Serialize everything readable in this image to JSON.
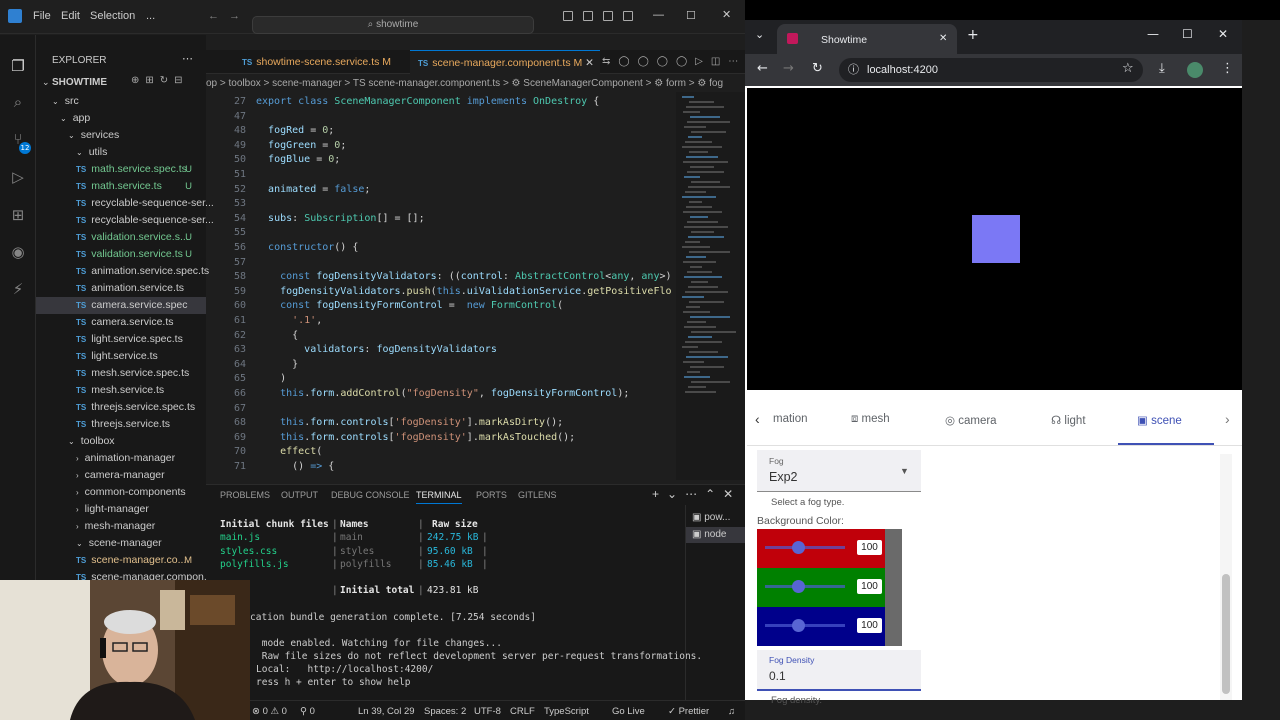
{
  "vscode": {
    "menu": [
      "File",
      "Edit",
      "Selection",
      "..."
    ],
    "search_label": "showtime",
    "explorer_title": "EXPLORER",
    "root_folder": "SHOWTIME",
    "scm_badge": "12",
    "tree": [
      {
        "label": "src",
        "kind": "folder",
        "depth": 0,
        "status": ""
      },
      {
        "label": "app",
        "kind": "folder",
        "depth": 1,
        "status": ""
      },
      {
        "label": "services",
        "kind": "folder",
        "depth": 2,
        "status": ""
      },
      {
        "label": "utils",
        "kind": "folder",
        "depth": 3,
        "status": ""
      },
      {
        "label": "math.service.spec.ts",
        "kind": "ts",
        "depth": 4,
        "status": "U"
      },
      {
        "label": "math.service.ts",
        "kind": "ts",
        "depth": 4,
        "status": "U"
      },
      {
        "label": "recyclable-sequence-ser...",
        "kind": "ts",
        "depth": 4,
        "status": ""
      },
      {
        "label": "recyclable-sequence-ser...",
        "kind": "ts",
        "depth": 4,
        "status": ""
      },
      {
        "label": "validation.service.s...",
        "kind": "ts",
        "depth": 4,
        "status": "U"
      },
      {
        "label": "validation.service.ts",
        "kind": "ts",
        "depth": 4,
        "status": "U"
      },
      {
        "label": "animation.service.spec.ts",
        "kind": "ts",
        "depth": 3,
        "status": ""
      },
      {
        "label": "animation.service.ts",
        "kind": "ts",
        "depth": 3,
        "status": ""
      },
      {
        "label": "camera.service.spec",
        "kind": "ts",
        "depth": 3,
        "status": ""
      },
      {
        "label": "camera.service.ts",
        "kind": "ts",
        "depth": 3,
        "status": ""
      },
      {
        "label": "light.service.spec.ts",
        "kind": "ts",
        "depth": 3,
        "status": ""
      },
      {
        "label": "light.service.ts",
        "kind": "ts",
        "depth": 3,
        "status": ""
      },
      {
        "label": "mesh.service.spec.ts",
        "kind": "ts",
        "depth": 3,
        "status": ""
      },
      {
        "label": "mesh.service.ts",
        "kind": "ts",
        "depth": 3,
        "status": ""
      },
      {
        "label": "threejs.service.spec.ts",
        "kind": "ts",
        "depth": 3,
        "status": ""
      },
      {
        "label": "threejs.service.ts",
        "kind": "ts",
        "depth": 3,
        "status": ""
      },
      {
        "label": "toolbox",
        "kind": "folder",
        "depth": 2,
        "status": ""
      },
      {
        "label": "animation-manager",
        "kind": "cfolder",
        "depth": 3,
        "status": ""
      },
      {
        "label": "camera-manager",
        "kind": "cfolder",
        "depth": 3,
        "status": ""
      },
      {
        "label": "common-components",
        "kind": "cfolder",
        "depth": 3,
        "status": ""
      },
      {
        "label": "light-manager",
        "kind": "cfolder",
        "depth": 3,
        "status": ""
      },
      {
        "label": "mesh-manager",
        "kind": "cfolder",
        "depth": 3,
        "status": ""
      },
      {
        "label": "scene-manager",
        "kind": "folder",
        "depth": 3,
        "status": ""
      },
      {
        "label": "scene-manager.co...",
        "kind": "ts",
        "depth": 4,
        "status": "M"
      },
      {
        "label": "scene-manager.compon...",
        "kind": "ts",
        "depth": 4,
        "status": ""
      }
    ],
    "tabs": [
      {
        "label": "showtime-scene.service.ts",
        "status": "M",
        "active": false
      },
      {
        "label": "scene-manager.component.ts",
        "status": "M",
        "active": true
      }
    ],
    "breadcrumb": "op > toolbox > scene-manager > TS scene-manager.component.ts > ⚙ SceneManagerComponent > ⚙ form > ⚙ fog",
    "code_lines": [
      {
        "n": "27",
        "html": "<span class='kw'>export</span> <span class='kw'>class</span> <span class='cls'>SceneManagerComponent</span> <span class='kw'>implements</span> <span class='cls'>OnDestroy</span> {"
      },
      {
        "n": "47",
        "html": ""
      },
      {
        "n": "48",
        "html": "  <span class='var'>fogRed</span> = <span class='num'>0</span>;"
      },
      {
        "n": "49",
        "html": "  <span class='var'>fogGreen</span> = <span class='num'>0</span>;"
      },
      {
        "n": "50",
        "html": "  <span class='var'>fogBlue</span> = <span class='num'>0</span>;"
      },
      {
        "n": "51",
        "html": ""
      },
      {
        "n": "52",
        "html": "  <span class='var'>animated</span> = <span class='kw'>false</span>;"
      },
      {
        "n": "53",
        "html": ""
      },
      {
        "n": "54",
        "html": "  <span class='var'>subs</span>: <span class='cls'>Subscription</span>[] = [];"
      },
      {
        "n": "55",
        "html": ""
      },
      {
        "n": "56",
        "html": "  <span class='kw'>constructor</span>() {"
      },
      {
        "n": "57",
        "html": ""
      },
      {
        "n": "58",
        "html": "    <span class='kw'>const</span> <span class='var'>fogDensityValidators</span>: ((<span class='var'>control</span>: <span class='cls'>AbstractControl</span>&lt;<span class='cls'>any</span>, <span class='cls'>any</span>&gt;)"
      },
      {
        "n": "59",
        "html": "    <span class='var'>fogDensityValidators</span>.<span class='fn'>push</span>(<span class='kw'>this</span>.<span class='var'>uiValidationService</span>.<span class='fn'>getPositiveFlo</span>"
      },
      {
        "n": "60",
        "html": "    <span class='kw'>const</span> <span class='var'>fogDensityFormControl</span> =  <span class='kw'>new</span> <span class='cls'>FormControl</span>("
      },
      {
        "n": "61",
        "html": "      <span class='str'>'.1'</span>,"
      },
      {
        "n": "62",
        "html": "      {"
      },
      {
        "n": "63",
        "html": "        <span class='var'>validators</span>: <span class='var'>fogDensityValidators</span>"
      },
      {
        "n": "64",
        "html": "      }"
      },
      {
        "n": "65",
        "html": "    )"
      },
      {
        "n": "66",
        "html": "    <span class='kw'>this</span>.<span class='var'>form</span>.<span class='fn'>addControl</span>(<span class='str'>\"fogDensity\"</span>, <span class='var'>fogDensityFormControl</span>);"
      },
      {
        "n": "67",
        "html": ""
      },
      {
        "n": "68",
        "html": "    <span class='kw'>this</span>.<span class='var'>form</span>.<span class='var'>controls</span>[<span class='str'>'fogDensity'</span>].<span class='fn'>markAsDirty</span>();"
      },
      {
        "n": "69",
        "html": "    <span class='kw'>this</span>.<span class='var'>form</span>.<span class='var'>controls</span>[<span class='str'>'fogDensity'</span>].<span class='fn'>markAsTouched</span>();"
      },
      {
        "n": "70",
        "html": "    <span class='fn'>effect</span>("
      },
      {
        "n": "71",
        "html": "      () <span class='kw'>=&gt;</span> {"
      }
    ],
    "panel_tabs": [
      "PROBLEMS",
      "OUTPUT",
      "DEBUG CONSOLE",
      "TERMINAL",
      "PORTS",
      "GITLENS"
    ],
    "active_panel_tab": "TERMINAL",
    "terminal_instances": [
      "pow...",
      "node"
    ],
    "terminal_header": {
      "c1": "Initial chunk files",
      "c2": "Names",
      "c3": "Raw size"
    },
    "terminal_rows": [
      {
        "file": "main.js",
        "name": "main",
        "size": "242.75 kB"
      },
      {
        "file": "styles.css",
        "name": "styles",
        "size": "95.60 kB"
      },
      {
        "file": "polyfills.js",
        "name": "polyfills",
        "size": "85.46 kB"
      }
    ],
    "terminal_total_label": "Initial total",
    "terminal_total": "423.81 kB",
    "terminal_lines": [
      "cation bundle generation complete. [7.254 seconds]",
      "",
      " mode enabled. Watching for file changes...",
      " Raw file sizes do not reflect development server per-request transformations.",
      "Local:   http://localhost:4200/",
      "ress h + enter to show help"
    ],
    "status": {
      "errors": "⊗ 0 ⚠ 0",
      "ports": "⚲ 0",
      "position": "Ln 39, Col 29",
      "spaces": "Spaces: 2",
      "encoding": "UTF-8",
      "eol": "CRLF",
      "lang": "TypeScript",
      "golive": "Go Live",
      "prettier": "✓ Prettier"
    }
  },
  "browser": {
    "tab_title": "Showtime",
    "url": "localhost:4200",
    "nav_tabs": [
      {
        "label": "mation",
        "icon": ""
      },
      {
        "label": "mesh",
        "icon": "mesh-icon"
      },
      {
        "label": "camera",
        "icon": "camera-icon"
      },
      {
        "label": "light",
        "icon": "light-icon"
      },
      {
        "label": "scene",
        "icon": "scene-icon",
        "active": true
      }
    ],
    "fog_label": "Fog",
    "fog_value": "Exp2",
    "fog_hint": "Select a fog type.",
    "bg_color_label": "Background Color:",
    "sliders": [
      {
        "channel": "red",
        "value": "100",
        "color": "#c0000a"
      },
      {
        "channel": "green",
        "value": "100",
        "color": "#008000"
      },
      {
        "channel": "blue",
        "value": "100",
        "color": "#00008b"
      }
    ],
    "density_label": "Fog Density",
    "density_value": "0.1",
    "density_hint": "Fog density.",
    "cube_color": "#7b78f5",
    "accent": "#3f51b5"
  }
}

__Set problem__
Look through the listing and extract every line with "threejs" in it.

__Written response__
        "label": "threejs.service.spec.ts",
        "label": "threejs.service.ts",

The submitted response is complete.